┌─ DATA

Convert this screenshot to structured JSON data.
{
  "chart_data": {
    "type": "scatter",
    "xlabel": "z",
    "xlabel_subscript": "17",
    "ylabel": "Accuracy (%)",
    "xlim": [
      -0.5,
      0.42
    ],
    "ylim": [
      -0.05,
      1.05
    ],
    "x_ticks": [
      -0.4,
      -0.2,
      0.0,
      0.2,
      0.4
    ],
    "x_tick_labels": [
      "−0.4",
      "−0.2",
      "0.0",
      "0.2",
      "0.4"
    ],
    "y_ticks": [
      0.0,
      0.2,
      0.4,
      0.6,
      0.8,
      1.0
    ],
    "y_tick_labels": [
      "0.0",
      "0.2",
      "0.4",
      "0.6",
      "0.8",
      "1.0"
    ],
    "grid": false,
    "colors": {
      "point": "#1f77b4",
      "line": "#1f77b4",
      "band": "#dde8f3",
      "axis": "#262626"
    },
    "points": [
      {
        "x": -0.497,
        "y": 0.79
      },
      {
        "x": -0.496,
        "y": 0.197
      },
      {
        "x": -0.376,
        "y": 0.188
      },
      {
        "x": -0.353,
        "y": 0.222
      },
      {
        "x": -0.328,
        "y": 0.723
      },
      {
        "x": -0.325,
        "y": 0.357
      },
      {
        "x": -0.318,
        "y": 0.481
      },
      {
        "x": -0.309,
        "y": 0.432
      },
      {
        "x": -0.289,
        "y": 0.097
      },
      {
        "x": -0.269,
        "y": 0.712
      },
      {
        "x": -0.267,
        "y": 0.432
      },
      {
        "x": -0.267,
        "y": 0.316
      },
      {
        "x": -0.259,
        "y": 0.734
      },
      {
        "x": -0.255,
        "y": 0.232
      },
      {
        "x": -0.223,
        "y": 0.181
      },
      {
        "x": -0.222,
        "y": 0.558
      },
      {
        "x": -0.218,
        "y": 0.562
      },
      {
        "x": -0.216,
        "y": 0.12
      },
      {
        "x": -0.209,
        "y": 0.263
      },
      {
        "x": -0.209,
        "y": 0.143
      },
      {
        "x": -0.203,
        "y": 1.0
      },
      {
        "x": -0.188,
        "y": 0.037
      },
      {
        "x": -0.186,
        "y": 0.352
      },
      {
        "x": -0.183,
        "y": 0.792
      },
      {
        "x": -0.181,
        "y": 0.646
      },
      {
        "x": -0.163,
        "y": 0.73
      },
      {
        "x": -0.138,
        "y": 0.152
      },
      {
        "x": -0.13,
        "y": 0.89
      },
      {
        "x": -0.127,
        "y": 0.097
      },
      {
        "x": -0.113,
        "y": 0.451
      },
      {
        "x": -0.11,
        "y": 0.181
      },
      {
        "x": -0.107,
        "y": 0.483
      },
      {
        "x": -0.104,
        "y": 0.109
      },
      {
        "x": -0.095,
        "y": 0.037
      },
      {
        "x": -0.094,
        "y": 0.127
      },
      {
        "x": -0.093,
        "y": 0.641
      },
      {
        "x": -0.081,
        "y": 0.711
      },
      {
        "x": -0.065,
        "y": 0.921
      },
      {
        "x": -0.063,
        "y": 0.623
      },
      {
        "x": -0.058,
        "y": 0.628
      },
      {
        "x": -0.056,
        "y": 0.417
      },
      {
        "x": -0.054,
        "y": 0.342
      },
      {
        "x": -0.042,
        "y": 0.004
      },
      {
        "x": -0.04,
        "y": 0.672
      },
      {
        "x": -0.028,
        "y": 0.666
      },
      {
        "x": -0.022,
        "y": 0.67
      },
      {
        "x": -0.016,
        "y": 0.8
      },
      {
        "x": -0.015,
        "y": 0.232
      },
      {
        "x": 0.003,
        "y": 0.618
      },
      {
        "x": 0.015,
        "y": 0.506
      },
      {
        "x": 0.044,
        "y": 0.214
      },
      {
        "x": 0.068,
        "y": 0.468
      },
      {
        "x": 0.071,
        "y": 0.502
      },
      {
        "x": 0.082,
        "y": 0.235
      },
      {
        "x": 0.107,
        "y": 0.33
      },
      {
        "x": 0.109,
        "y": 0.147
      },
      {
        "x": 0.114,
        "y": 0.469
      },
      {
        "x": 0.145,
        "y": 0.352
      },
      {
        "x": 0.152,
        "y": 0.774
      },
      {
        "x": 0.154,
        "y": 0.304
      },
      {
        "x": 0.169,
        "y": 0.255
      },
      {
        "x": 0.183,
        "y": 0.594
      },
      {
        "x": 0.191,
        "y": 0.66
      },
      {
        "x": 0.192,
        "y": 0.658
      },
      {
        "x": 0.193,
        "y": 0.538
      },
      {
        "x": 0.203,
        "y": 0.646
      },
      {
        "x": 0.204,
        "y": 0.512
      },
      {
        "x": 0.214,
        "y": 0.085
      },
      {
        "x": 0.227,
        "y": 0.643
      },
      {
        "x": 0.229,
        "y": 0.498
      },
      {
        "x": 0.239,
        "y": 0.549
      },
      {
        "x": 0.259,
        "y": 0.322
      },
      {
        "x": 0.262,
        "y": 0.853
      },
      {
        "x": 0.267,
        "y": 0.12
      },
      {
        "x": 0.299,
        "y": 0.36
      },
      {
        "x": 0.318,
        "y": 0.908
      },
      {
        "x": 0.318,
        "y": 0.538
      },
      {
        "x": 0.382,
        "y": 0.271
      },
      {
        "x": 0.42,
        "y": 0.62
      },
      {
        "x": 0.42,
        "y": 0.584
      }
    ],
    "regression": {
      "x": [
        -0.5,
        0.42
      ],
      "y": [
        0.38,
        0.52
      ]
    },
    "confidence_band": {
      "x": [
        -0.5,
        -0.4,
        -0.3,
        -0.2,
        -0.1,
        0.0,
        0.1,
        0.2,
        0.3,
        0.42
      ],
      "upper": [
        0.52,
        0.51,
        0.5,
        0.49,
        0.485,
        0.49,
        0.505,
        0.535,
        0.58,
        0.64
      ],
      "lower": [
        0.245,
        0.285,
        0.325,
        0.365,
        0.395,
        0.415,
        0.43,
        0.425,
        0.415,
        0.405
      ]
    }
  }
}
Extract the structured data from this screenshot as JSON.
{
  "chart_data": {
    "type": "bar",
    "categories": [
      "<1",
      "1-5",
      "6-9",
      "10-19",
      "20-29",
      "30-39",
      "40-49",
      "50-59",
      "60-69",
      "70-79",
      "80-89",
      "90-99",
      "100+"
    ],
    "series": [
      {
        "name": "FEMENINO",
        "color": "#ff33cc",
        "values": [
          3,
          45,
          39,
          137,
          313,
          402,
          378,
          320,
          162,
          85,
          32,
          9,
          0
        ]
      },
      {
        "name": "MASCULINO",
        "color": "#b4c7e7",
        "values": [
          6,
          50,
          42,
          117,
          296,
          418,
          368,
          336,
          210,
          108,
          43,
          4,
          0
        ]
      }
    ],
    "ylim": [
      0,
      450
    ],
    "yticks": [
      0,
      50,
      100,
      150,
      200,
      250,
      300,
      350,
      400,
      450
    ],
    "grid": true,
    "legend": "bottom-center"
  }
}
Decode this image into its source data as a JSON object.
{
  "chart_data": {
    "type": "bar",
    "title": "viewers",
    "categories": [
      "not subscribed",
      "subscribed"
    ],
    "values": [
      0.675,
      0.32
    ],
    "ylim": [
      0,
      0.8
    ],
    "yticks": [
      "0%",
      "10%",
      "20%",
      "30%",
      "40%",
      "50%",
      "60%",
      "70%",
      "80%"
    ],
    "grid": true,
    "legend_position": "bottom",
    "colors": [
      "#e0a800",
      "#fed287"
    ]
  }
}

└─

From the entries above, list each line with "screenshot" in it.

Convert this screenshot to structured JSON data.
Extract the structured data from this screenshot as JSON.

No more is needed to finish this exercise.